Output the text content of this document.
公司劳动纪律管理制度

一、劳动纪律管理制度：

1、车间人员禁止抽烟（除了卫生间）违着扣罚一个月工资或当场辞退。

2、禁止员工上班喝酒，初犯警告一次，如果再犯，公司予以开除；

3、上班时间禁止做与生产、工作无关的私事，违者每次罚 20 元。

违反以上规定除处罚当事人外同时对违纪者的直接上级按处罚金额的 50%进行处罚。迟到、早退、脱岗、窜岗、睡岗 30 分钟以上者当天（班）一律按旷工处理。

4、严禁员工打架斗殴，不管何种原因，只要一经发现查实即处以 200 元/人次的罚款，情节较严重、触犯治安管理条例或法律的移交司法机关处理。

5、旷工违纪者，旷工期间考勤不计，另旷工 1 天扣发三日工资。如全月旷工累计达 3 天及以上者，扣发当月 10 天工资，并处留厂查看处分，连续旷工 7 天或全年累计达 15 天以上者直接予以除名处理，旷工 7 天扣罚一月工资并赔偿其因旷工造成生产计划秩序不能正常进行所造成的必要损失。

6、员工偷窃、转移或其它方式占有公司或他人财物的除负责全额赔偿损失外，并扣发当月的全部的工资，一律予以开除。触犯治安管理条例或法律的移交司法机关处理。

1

--

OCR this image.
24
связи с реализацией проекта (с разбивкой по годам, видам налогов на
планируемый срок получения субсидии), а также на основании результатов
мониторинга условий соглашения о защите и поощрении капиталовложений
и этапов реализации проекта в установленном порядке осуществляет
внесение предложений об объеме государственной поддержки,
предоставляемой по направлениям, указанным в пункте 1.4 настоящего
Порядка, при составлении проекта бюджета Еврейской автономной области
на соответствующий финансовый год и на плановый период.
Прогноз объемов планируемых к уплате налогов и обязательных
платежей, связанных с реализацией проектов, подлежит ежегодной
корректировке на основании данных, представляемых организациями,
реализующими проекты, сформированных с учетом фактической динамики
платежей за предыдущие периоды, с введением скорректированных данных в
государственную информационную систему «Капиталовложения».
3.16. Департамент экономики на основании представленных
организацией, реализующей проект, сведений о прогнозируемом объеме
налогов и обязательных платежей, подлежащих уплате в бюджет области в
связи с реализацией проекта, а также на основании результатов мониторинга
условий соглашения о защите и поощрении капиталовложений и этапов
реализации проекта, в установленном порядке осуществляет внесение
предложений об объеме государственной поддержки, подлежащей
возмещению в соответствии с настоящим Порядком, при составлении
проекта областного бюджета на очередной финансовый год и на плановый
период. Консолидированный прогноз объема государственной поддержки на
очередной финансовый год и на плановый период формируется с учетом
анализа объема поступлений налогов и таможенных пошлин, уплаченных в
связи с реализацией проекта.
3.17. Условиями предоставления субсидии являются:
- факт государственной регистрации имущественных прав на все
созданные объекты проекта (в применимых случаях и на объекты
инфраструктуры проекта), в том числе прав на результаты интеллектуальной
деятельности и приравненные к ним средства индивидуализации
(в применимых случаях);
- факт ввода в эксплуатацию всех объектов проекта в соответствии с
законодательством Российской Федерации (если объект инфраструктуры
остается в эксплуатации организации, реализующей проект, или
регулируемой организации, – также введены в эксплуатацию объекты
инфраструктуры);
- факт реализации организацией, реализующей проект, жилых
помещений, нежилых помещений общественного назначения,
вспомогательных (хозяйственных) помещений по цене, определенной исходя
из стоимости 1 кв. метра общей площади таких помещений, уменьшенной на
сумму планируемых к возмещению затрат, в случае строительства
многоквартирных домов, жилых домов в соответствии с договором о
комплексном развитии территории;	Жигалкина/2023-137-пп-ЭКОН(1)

- _Do this_: Pull every line containing "соответствии" from the data.

- _Exercise output_:
возмещению в соответствии с настоящим Порядком, при составлении
- факт ввода в эксплуатацию всех объектов проекта в соответствии с
многоквартирных домов, жилых домов в соответствии с договором о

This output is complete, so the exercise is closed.